Each line below should be quoted exactly, please.

» MATERIAL PROVIDED:
▶
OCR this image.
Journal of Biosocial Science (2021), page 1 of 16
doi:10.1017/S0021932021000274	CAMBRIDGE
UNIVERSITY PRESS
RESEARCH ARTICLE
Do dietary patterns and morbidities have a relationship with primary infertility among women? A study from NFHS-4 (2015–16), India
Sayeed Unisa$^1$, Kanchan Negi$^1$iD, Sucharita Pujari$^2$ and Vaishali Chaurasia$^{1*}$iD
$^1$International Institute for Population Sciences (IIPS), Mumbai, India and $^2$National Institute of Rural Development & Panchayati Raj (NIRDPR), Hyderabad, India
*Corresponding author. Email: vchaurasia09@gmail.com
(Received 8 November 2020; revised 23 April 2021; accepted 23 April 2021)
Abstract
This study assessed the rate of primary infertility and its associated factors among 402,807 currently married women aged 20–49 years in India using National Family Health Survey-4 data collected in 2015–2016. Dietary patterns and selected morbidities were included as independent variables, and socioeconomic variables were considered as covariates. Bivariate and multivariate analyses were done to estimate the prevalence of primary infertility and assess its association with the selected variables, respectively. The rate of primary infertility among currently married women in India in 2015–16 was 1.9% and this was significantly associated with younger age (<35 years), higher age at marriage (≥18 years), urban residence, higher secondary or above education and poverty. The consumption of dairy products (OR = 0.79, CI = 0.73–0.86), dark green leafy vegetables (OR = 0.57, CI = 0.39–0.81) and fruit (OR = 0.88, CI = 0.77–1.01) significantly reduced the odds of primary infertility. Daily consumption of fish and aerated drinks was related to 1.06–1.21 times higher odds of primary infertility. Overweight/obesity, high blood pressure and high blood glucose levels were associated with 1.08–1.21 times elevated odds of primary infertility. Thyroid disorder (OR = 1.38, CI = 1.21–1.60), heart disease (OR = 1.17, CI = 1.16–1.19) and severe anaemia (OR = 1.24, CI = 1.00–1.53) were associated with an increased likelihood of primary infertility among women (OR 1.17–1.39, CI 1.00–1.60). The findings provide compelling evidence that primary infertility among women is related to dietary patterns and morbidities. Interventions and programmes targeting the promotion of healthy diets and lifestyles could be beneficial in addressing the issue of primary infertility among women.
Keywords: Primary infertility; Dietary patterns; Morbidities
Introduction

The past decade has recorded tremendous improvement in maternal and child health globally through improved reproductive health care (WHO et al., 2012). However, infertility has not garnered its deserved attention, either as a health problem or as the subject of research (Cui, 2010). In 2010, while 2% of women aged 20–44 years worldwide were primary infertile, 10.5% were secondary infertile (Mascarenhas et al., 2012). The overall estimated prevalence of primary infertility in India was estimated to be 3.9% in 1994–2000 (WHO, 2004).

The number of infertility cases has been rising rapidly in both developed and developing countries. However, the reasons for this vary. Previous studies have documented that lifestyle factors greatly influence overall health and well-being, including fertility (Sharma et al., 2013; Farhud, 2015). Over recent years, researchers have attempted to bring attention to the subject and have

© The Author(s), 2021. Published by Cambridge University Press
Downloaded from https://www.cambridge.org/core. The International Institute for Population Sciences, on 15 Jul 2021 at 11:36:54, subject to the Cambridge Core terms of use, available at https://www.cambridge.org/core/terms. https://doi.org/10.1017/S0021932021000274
◀
» IN RESPONSE:
OCR this image.
Journal of Biosocial Science (2021), page 1 of 16
doi:10.1017/S0021932021000274	CAMBRIDGE
UNIVERSITY PRESS
RESEARCH ARTICLE
Do dietary patterns and morbidities have a relationship with primary infertility among women? A study from NFHS-4 (2015–16), India
Sayeed Unisa$^1$, Kanchan Negi$^1$iD, Sucharita Pujari$^2$ and Vaishali Chaurasia$^{1*}$iD
$^1$International Institute for Population Sciences (IIPS), Mumbai, India and $^2$National Institute of Rural Development & Panchayati Raj (NIRDPR), Hyderabad, India
*Corresponding author. Email: vchaurasia09@gmail.com
(Received 8 November 2020; revised 23 April 2021; accepted 23 April 2021)
Abstract
This study assessed the rate of primary infertility and its associated factors among 402,807 currently married women aged 20–49 years in India using National Family Health Survey-4 data collected in 2015–2016. Dietary patterns and selected morbidities were included as independent variables, and socioeconomic variables were considered as covariates. Bivariate and multivariate analyses were done to estimate the prevalence of primary infertility and assess its association with the selected variables, respectively. The rate of primary infertility among currently married women in India in 2015–16 was 1.9% and this was significantly associated with younger age (<35 years), higher age at marriage (≥18 years), urban residence, higher secondary or above education and poverty. The consumption of dairy products (OR = 0.79, CI = 0.73–0.86), dark green leafy vegetables (OR = 0.57, CI = 0.39–0.81) and fruit (OR = 0.88, CI = 0.77–1.01) significantly reduced the odds of primary infertility. Daily consumption of fish and aerated drinks was related to 1.06–1.21 times higher odds of primary infertility. Overweight/obesity, high blood pressure and high blood glucose levels were associated with 1.08–1.21 times elevated odds of primary infertility. Thyroid disorder (OR = 1.38, CI = 1.21–1.60), heart disease (OR = 1.17, CI = 1.16–1.19) and severe anaemia (OR = 1.24, CI = 1.00–1.53) were associated with an increased likelihood of primary infertility among women (OR 1.17–1.39, CI 1.00–1.60). The findings provide compelling evidence that primary infertility among women is related to dietary patterns and morbidities. Interventions and programmes targeting the promotion of healthy diets and lifestyles could be beneficial in addressing the issue of primary infertility among women.
Keywords: Primary infertility; Dietary patterns; Morbidities
Introduction

The past decade has recorded tremendous improvement in maternal and child health globally through improved reproductive health care (WHO et al., 2012). However, infertility has not garnered its deserved attention, either as a health problem or as the subject of research (Cui, 2010). In 2010, while 2% of women aged 20–44 years worldwide were primary infertile, 10.5% were secondary infertile (Mascarenhas et al., 2012). The overall estimated prevalence of primary infertility in India was estimated to be 3.9% in 1994–2000 (WHO, 2004).

The number of infertility cases has been rising rapidly in both developed and developing countries. However, the reasons for this vary. Previous studies have documented that lifestyle factors greatly influence overall health and well-being, including fertility (Sharma et al., 2013; Farhud, 2015). Over recent years, researchers have attempted to bring attention to the subject and have

© The Author(s), 2021. Published by Cambridge University Press
Downloaded from https://www.cambridge.org/core. The International Institute for Population Sciences, on 15 Jul 2021 at 11:36:54, subject to the Cambridge Core terms of use, available at https://www.cambridge.org/core/terms. https://doi.org/10.1017/S0021932021000274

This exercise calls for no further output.